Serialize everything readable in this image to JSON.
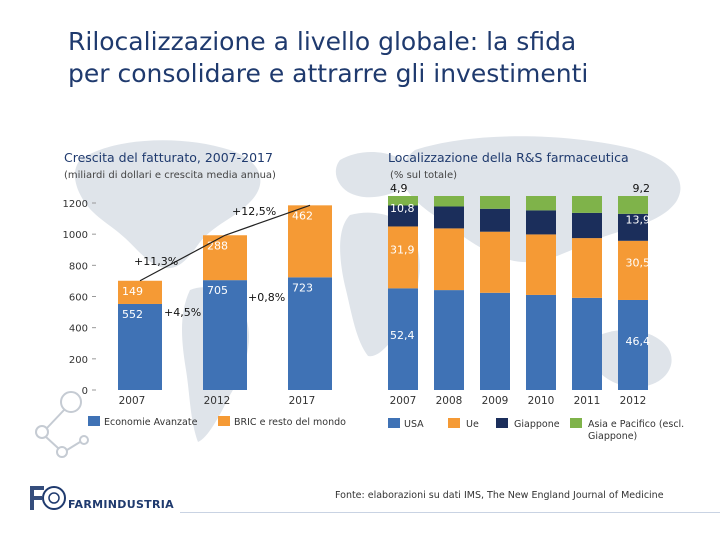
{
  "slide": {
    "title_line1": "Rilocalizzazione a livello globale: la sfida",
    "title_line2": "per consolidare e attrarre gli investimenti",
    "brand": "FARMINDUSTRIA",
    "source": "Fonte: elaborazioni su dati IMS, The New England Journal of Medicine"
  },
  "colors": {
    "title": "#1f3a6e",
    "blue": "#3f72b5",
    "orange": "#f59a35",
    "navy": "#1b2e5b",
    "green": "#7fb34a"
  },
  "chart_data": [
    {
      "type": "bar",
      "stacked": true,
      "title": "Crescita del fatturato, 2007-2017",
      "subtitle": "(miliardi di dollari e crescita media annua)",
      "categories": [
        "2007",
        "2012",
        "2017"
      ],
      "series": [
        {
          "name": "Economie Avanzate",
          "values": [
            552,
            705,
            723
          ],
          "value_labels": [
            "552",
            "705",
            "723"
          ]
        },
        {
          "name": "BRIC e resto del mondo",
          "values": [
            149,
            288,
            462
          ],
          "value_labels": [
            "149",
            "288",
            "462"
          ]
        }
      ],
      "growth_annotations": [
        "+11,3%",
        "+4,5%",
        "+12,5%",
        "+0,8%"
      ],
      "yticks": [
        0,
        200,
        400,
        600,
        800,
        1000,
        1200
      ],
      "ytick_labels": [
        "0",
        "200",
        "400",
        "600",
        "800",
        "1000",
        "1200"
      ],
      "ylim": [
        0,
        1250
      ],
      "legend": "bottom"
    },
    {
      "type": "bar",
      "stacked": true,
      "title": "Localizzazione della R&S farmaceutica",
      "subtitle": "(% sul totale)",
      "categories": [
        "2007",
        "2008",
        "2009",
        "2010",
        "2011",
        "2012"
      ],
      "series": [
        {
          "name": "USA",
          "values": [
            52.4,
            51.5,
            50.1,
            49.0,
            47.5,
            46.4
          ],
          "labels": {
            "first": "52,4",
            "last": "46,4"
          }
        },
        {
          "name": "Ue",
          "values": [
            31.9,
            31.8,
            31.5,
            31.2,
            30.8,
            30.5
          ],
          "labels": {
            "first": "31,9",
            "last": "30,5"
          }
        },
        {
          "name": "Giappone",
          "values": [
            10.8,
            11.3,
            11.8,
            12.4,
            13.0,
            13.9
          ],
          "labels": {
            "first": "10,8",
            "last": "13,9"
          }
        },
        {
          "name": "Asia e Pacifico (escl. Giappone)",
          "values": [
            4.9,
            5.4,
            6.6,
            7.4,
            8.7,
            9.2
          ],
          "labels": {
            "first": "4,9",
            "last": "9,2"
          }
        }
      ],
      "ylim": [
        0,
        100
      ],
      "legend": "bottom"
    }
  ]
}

------------------------------------------------------------------------

§ **Problem details**: Copy all lines in the listing above where the string "Giappone" appears.

§ **Written response**:
          "name": "Giappone",
          "name": "Asia e Pacifico (escl. Giappone)",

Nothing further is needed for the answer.